* Task prompt:
Format each line in the rows below as a Markdown table with two columns, Line No. and Text, giving the line's number and its text and skipping any blank lines.

* Source records:
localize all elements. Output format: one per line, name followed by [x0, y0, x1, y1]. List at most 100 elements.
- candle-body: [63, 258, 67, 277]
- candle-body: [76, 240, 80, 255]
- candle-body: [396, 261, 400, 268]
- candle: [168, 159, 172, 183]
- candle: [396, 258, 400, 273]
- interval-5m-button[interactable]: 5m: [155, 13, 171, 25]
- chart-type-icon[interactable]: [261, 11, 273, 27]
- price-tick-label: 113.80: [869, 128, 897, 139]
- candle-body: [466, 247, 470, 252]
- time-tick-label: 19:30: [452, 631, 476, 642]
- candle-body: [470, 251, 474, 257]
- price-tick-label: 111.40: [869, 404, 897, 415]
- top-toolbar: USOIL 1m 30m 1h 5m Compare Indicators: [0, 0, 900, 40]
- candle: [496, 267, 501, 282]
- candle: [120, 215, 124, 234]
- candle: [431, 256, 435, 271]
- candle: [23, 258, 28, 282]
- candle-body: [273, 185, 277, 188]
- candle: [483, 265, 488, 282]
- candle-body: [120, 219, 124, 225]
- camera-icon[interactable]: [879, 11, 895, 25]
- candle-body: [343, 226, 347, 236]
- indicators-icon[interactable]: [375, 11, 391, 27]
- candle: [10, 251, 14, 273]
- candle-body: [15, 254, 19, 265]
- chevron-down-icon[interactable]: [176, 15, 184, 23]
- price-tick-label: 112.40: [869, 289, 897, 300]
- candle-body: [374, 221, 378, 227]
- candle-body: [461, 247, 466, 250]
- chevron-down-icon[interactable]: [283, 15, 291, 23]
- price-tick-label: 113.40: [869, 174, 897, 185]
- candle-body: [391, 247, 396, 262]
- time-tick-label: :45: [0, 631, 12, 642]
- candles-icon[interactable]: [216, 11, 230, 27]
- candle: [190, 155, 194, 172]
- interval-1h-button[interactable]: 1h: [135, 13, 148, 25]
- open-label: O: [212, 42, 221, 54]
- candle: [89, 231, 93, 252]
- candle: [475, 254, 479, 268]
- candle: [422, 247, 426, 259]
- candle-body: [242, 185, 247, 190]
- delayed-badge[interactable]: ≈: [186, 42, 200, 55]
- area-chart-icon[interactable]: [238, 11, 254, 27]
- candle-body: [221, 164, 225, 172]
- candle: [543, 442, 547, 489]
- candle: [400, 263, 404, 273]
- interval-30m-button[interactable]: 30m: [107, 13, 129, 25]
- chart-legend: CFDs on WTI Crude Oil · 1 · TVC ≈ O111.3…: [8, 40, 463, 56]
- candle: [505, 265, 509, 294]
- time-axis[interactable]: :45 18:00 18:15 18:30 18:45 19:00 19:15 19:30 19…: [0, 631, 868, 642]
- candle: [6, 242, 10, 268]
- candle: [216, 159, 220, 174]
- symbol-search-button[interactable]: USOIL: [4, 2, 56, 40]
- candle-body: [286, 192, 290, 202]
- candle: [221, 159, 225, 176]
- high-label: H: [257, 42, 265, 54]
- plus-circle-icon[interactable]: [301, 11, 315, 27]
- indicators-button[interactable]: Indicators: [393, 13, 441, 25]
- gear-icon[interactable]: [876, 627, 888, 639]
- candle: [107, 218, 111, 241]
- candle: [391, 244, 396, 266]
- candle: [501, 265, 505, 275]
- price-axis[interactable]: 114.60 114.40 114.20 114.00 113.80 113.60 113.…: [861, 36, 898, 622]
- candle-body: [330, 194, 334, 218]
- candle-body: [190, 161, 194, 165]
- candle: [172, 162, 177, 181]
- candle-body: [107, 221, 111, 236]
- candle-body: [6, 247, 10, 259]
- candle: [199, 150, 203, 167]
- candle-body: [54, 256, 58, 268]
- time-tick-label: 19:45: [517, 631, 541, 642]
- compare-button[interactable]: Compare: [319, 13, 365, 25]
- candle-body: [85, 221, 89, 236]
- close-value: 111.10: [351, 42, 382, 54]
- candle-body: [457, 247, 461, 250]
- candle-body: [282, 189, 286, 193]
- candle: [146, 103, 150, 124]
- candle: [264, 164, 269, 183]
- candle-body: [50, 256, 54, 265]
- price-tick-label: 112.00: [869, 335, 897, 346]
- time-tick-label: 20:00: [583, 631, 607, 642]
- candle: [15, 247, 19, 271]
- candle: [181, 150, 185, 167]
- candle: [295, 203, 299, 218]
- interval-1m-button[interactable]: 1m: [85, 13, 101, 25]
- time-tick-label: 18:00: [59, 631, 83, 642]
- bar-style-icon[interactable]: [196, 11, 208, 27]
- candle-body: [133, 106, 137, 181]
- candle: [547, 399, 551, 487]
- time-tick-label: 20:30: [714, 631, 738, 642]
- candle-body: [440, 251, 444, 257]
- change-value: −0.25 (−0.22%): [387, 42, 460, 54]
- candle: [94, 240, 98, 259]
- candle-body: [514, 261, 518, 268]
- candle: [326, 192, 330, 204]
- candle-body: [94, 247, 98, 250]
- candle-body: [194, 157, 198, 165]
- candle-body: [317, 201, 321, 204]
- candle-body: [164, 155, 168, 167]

* Output:
| Line No. | Text |
|---|---|
| 1 | localize all elements. Output format: one per line, name followed by [x0, y0, x1, y1]. List at most 100 elements. |
| 2 | - candle-body: [63, 258, 67, 277] |
| 3 | - candle-body: [76, 240, 80, 255] |
| 4 | - candle-body: [396, 261, 400, 268] |
| 5 | - candle: [168, 159, 172, 183] |
| 6 | - candle: [396, 258, 400, 273] |
| 7 | - interval-5m-button[interactable]: 5m: [155, 13, 171, 25] |
| 8 | - chart-type-icon[interactable]: [261, 11, 273, 27] |
| 9 | - price-tick-label: 113.80: [869, 128, 897, 139] |
| 10 | - candle-body: [466, 247, 470, 252] |
| 11 | - time-tick-label: 19:30: [452, 631, 476, 642] |
| 12 | - candle-body: [470, 251, 474, 257] |
| 13 | - price-tick-label: 111.40: [869, 404, 897, 415] |
| 14 | - top-toolbar: USOIL 1m 30m 1h 5m Compare Indicators: [0, 0, 900, 40] |
| 15 | - candle: [496, 267, 501, 282] |
| 16 | - candle: [120, 215, 124, 234] |
| 17 | - candle: [431, 256, 435, 271] |
| 18 | - candle: [23, 258, 28, 282] |
| 19 | - candle-body: [273, 185, 277, 188] |
| 20 | - candle: [483, 265, 488, 282] |
| 21 | - candle-body: [120, 219, 124, 225] |
| 22 | - camera-icon[interactable]: [879, 11, 895, 25] |
| 23 | - candle-body: [343, 226, 347, 236] |
| 24 | - indicators-icon[interactable]: [375, 11, 391, 27] |
| 25 | - candle: [10, 251, 14, 273] |
| 26 | - candle-body: [15, 254, 19, 265] |
| 27 | - chevron-down-icon[interactable]: [176, 15, 184, 23] |
| 28 | - price-tick-label: 112.40: [869, 289, 897, 300] |
| 29 | - candle-body: [374, 221, 378, 227] |
| 30 | - candle-body: [461, 247, 466, 250] |
| 31 | - chevron-down-icon[interactable]: [283, 15, 291, 23] |
| 32 | - price-tick-label: 113.40: [869, 174, 897, 185] |
| 33 | - candle-body: [391, 247, 396, 262] |
| 34 | - time-tick-label: :45: [0, 631, 12, 642] |
| 35 | - candles-icon[interactable]: [216, 11, 230, 27] |
| 36 | - candle: [190, 155, 194, 172] |
| 37 | - interval-1h-button[interactable]: 1h: [135, 13, 148, 25] |
| 38 | - open-label: O: [212, 42, 221, 54] |
| 39 | - candle: [89, 231, 93, 252] |
| 40 | - candle: [475, 254, 479, 268] |
| 41 | - candle: [422, 247, 426, 259] |
| 42 | - candle-body: [242, 185, 247, 190] |
| 43 | - delayed-badge[interactable]: ≈: [186, 42, 200, 55] |
| 44 | - area-chart-icon[interactable]: [238, 11, 254, 27] |
| 45 | - candle-body: [221, 164, 225, 172] |
| 46 | - candle: [543, 442, 547, 489] |
| 47 | - candle: [400, 263, 404, 273] |
| 48 | - interval-30m-button[interactable]: 30m: [107, 13, 129, 25] |
| 49 | - chart-legend: CFDs on WTI Crude Oil · 1 · TVC ≈ O111.3…: [8, 40, 463, 56] |
| 50 | - candle: [505, 265, 509, 294] |
| 51 | - time-axis[interactable]: :45 18:00 18:15 18:30 18:45 19:00 19:15 19:30 19…: [0, 631, 868, 642] |
| 52 | - candle: [6, 242, 10, 268] |
| 53 | - candle: [216, 159, 220, 174] |
| 54 | - symbol-search-button[interactable]: USOIL: [4, 2, 56, 40] |
| 55 | - candle-body: [286, 192, 290, 202] |
| 56 | - candle: [221, 159, 225, 176] |
| 57 | - high-label: H: [257, 42, 265, 54] |
| 58 | - plus-circle-icon[interactable]: [301, 11, 315, 27] |
| 59 | - indicators-button[interactable]: Indicators: [393, 13, 441, 25] |
| 60 | - gear-icon[interactable]: [876, 627, 888, 639] |
| 61 | - candle: [107, 218, 111, 241] |
| 62 | - candle: [391, 244, 396, 266] |
| 63 | - candle: [501, 265, 505, 275] |
| 64 | - price-axis[interactable]: 114.60 114.40 114.20 114.00 113.80 113.60 113.…: [861, 36, 898, 622] |
| 65 | - candle-body: [330, 194, 334, 218] |
| 66 | - candle-body: [190, 161, 194, 165] |
| 67 | - candle: [172, 162, 177, 181] |
| 68 | - candle-body: [107, 221, 111, 236] |
| 69 | - candle-body: [6, 247, 10, 259] |
| 70 | - candle: [199, 150, 203, 167] |
| 71 | - candle-body: [54, 256, 58, 268] |
| 72 | - time-tick-label: 19:45: [517, 631, 541, 642] |
| 73 | - compare-button[interactable]: Compare: [319, 13, 365, 25] |
| 74 | - candle-body: [85, 221, 89, 236] |
| 75 | - close-value: 111.10: [351, 42, 382, 54] |
| 76 | - candle-body: [457, 247, 461, 250] |
| 77 | - candle-body: [282, 189, 286, 193] |
| 78 | - candle: [146, 103, 150, 124] |
| 79 | - candle: [264, 164, 269, 183] |
| 80 | - candle-body: [50, 256, 54, 265] |
| 81 | - price-tick-label: 112.00: [869, 335, 897, 346] |
| 82 | - time-tick-label: 20:00: [583, 631, 607, 642] |
| 83 | - candle: [15, 247, 19, 271] |
| 84 | - candle: [181, 150, 185, 167] |
| 85 | - candle: [295, 203, 299, 218] |
| 86 | - interval-1m-button[interactable]: 1m: [85, 13, 101, 25] |
| 87 | - time-tick-label: 18:00: [59, 631, 83, 642] |
| 88 | - bar-style-icon[interactable]: [196, 11, 208, 27] |
| 89 | - candle-body: [133, 106, 137, 181] |
| 90 | - candle: [547, 399, 551, 487] |
| 91 | - time-tick-label: 20:30: [714, 631, 738, 642] |
| 92 | - candle-body: [440, 251, 444, 257] |
| 93 | - change-value: −0.25 (−0.22%): [387, 42, 460, 54] |
| 94 | - candle: [94, 240, 98, 259] |
| 95 | - candle-body: [514, 261, 518, 268] |
| 96 | - candle: [326, 192, 330, 204] |
| 97 | - candle-body: [94, 247, 98, 250] |
| 98 | - candle-body: [194, 157, 198, 165] |
| 99 | - candle-body: [317, 201, 321, 204] |
| 100 | - candle-body: [164, 155, 168, 167] |